What is asked: Out of the lines in this data, how many include "selected"? Give the number and nothing else.

++++

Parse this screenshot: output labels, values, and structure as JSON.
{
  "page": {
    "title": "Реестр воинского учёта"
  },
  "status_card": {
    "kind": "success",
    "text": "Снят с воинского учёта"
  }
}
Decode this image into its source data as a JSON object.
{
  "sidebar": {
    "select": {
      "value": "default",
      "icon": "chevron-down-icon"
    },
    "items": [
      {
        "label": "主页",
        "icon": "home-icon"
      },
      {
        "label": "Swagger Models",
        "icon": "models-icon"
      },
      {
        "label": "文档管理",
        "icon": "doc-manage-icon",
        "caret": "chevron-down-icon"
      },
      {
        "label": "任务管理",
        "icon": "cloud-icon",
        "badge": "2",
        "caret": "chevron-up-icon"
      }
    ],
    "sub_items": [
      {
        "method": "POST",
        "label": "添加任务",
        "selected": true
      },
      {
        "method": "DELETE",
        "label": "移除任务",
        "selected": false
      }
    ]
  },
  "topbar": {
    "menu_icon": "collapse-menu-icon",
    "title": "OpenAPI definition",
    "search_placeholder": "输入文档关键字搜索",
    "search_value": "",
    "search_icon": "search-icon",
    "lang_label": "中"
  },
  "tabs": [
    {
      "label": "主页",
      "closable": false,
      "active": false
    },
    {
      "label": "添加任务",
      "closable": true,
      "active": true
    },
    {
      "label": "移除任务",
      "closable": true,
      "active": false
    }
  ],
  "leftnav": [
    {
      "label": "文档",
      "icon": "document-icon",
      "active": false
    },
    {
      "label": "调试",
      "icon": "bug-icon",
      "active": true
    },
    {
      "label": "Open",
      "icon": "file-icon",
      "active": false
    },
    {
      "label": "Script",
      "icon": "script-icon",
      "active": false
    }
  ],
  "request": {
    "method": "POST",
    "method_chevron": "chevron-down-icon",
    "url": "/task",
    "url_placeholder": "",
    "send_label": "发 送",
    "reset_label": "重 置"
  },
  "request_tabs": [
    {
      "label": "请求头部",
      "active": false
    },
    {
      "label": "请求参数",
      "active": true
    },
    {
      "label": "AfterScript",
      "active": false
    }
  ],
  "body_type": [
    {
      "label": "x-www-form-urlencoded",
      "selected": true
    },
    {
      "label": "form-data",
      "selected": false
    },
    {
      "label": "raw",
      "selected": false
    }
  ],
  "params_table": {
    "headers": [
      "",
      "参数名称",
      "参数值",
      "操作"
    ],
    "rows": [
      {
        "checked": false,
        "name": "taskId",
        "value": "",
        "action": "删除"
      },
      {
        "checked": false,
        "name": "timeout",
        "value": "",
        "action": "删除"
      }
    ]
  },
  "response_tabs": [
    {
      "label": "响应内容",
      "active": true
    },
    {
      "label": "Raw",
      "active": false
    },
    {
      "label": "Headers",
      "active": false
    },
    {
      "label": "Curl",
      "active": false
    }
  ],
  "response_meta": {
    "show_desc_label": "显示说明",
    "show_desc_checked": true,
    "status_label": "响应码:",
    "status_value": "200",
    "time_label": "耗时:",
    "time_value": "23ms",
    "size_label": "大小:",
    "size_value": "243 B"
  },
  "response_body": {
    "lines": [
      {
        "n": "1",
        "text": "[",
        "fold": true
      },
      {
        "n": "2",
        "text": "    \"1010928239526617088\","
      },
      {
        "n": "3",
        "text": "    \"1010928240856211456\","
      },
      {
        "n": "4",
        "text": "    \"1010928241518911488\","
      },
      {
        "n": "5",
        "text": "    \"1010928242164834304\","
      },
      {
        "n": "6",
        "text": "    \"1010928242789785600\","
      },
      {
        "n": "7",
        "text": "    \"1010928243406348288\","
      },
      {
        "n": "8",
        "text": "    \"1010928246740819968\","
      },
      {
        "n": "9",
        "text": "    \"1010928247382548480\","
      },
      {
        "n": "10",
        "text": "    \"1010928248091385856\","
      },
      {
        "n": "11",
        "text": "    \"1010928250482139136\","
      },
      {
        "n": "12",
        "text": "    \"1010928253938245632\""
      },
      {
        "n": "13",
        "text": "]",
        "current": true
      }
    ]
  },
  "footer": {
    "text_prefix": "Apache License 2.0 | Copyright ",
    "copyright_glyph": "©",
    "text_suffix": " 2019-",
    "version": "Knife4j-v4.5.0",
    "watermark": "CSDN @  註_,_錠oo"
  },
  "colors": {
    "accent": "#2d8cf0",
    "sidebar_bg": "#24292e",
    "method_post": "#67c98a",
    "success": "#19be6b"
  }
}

++++

Answer to the task: 5